● INSTRUCTION
From the entries below, copy out every line with "xlabel" in it.

-----

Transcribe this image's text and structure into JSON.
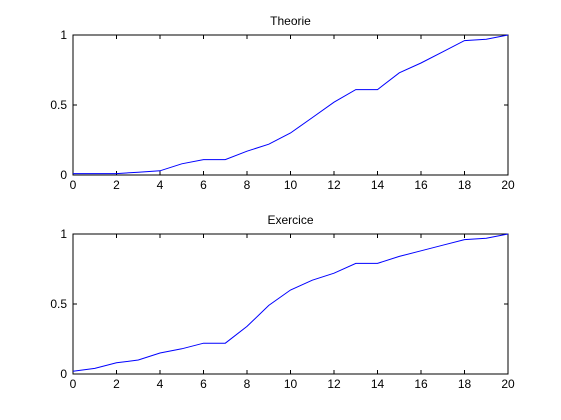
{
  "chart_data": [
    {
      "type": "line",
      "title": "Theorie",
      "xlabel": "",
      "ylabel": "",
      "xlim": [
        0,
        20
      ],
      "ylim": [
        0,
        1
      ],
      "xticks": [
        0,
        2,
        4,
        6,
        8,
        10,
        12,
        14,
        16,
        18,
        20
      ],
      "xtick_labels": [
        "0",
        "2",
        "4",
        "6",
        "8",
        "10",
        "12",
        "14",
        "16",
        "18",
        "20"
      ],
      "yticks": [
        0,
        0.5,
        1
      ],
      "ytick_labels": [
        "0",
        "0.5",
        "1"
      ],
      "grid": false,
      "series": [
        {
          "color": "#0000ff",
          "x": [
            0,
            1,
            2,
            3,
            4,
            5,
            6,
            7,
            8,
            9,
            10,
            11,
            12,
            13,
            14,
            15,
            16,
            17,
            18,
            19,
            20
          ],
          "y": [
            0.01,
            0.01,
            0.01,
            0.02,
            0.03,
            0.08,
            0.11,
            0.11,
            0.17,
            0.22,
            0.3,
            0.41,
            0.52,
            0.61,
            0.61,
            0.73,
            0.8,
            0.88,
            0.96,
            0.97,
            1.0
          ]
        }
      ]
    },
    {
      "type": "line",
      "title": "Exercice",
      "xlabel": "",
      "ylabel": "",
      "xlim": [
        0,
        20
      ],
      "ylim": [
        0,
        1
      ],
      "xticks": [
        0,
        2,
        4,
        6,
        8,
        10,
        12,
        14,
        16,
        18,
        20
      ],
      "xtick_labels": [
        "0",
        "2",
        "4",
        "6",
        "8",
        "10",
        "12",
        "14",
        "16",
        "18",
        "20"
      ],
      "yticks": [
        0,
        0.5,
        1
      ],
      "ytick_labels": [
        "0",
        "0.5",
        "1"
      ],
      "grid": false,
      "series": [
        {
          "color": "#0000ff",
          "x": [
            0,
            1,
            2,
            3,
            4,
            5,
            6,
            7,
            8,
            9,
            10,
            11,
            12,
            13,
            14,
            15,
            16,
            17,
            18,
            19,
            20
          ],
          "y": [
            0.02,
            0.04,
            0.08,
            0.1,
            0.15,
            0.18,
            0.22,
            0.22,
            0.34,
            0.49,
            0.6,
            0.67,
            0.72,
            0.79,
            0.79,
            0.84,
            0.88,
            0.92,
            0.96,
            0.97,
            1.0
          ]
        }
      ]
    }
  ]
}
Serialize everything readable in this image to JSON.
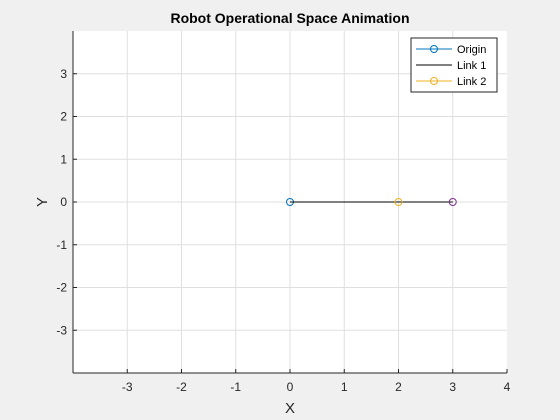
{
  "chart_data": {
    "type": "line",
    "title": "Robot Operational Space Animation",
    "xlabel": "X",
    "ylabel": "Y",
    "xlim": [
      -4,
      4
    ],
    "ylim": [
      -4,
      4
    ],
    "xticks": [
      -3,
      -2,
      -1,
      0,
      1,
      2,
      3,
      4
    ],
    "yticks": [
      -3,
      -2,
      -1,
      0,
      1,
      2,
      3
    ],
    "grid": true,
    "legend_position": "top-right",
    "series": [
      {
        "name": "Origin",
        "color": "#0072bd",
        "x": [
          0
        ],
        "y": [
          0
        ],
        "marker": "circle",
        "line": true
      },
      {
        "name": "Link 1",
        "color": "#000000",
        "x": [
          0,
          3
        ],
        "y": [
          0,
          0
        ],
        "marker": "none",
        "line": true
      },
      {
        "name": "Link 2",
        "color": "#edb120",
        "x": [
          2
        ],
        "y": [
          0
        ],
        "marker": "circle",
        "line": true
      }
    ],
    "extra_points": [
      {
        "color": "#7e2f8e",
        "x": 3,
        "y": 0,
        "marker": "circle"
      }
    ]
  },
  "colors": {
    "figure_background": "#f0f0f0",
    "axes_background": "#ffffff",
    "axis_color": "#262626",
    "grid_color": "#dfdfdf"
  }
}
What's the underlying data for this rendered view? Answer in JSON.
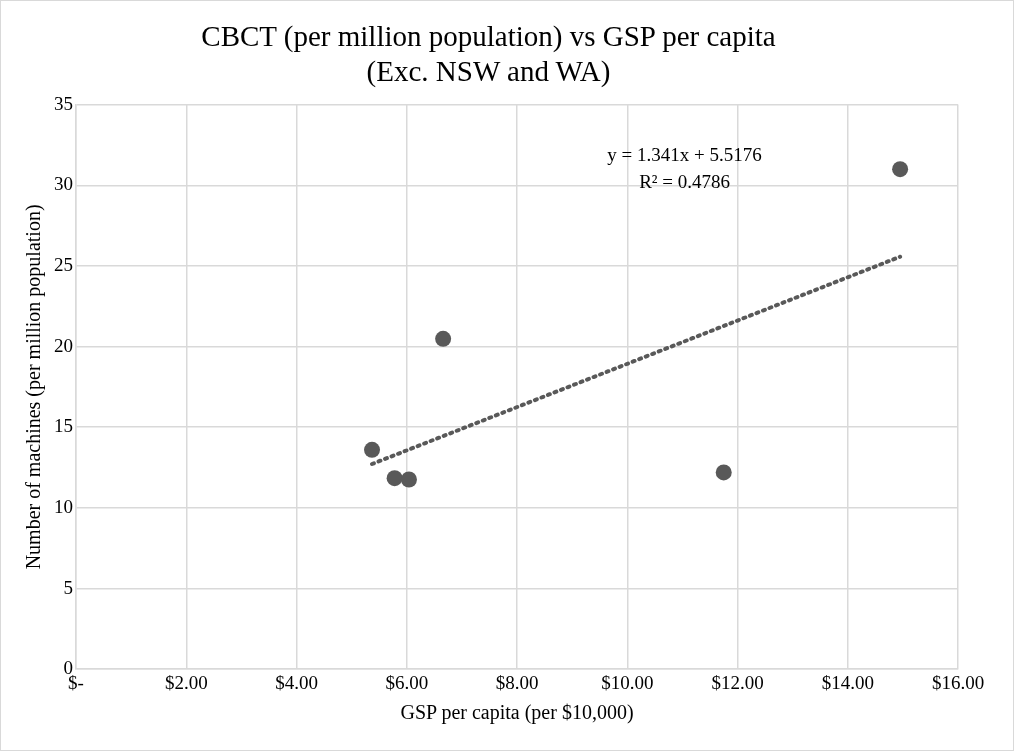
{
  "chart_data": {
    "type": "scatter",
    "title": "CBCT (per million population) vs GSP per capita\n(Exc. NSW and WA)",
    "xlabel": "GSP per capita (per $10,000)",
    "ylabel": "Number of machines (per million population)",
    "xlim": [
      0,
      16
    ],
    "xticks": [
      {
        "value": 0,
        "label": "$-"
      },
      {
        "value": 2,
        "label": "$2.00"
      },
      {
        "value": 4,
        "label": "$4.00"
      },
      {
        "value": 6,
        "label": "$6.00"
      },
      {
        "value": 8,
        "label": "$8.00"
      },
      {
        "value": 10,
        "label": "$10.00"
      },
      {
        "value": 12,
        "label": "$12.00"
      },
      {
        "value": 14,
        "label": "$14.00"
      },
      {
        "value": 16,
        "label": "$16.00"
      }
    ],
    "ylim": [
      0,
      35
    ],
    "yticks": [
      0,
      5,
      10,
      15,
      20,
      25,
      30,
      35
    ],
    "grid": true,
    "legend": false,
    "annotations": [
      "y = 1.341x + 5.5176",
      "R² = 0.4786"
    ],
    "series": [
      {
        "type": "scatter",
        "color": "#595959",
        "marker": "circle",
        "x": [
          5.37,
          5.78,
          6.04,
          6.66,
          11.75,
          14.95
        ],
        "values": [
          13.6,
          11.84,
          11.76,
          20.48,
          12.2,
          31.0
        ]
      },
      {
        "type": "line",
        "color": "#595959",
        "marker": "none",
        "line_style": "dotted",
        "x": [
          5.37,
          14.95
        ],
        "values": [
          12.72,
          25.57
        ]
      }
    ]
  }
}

-----

● SOLUTION
      "xlabel": "",
      "xlabel": "",
    "xlabel": "X",
    "xlabel": "GSP per capita (per $10,000)",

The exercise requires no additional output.